Data items:
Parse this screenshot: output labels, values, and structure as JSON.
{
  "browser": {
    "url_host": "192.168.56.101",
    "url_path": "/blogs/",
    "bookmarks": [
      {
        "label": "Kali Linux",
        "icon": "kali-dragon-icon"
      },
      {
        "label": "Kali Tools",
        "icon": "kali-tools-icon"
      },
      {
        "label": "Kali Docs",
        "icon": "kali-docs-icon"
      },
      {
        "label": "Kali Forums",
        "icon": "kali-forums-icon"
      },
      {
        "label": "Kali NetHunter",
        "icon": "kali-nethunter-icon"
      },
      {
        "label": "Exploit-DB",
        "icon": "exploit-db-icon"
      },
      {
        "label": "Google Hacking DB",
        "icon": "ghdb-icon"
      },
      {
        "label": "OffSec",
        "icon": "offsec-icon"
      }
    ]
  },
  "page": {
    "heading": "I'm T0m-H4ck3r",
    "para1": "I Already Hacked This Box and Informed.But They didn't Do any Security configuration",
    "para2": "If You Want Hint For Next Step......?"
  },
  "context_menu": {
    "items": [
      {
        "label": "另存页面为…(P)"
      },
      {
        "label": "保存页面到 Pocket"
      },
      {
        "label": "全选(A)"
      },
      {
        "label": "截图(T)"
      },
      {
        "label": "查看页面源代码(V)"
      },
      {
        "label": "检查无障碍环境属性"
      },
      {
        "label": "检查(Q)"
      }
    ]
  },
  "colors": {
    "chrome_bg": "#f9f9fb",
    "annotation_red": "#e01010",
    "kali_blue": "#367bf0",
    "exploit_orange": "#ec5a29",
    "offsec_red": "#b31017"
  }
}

→ **YOUR GOAL**
Search the records for the string "icon" and return every line in which it occurs.

→ **THE OUTPUT**
        "icon": "kali-dragon-icon"
        "icon": "kali-tools-icon"
        "icon": "kali-docs-icon"
        "icon": "kali-forums-icon"
        "icon": "kali-nethunter-icon"
        "icon": "exploit-db-icon"
        "icon": "ghdb-icon"
        "icon": "offsec-icon"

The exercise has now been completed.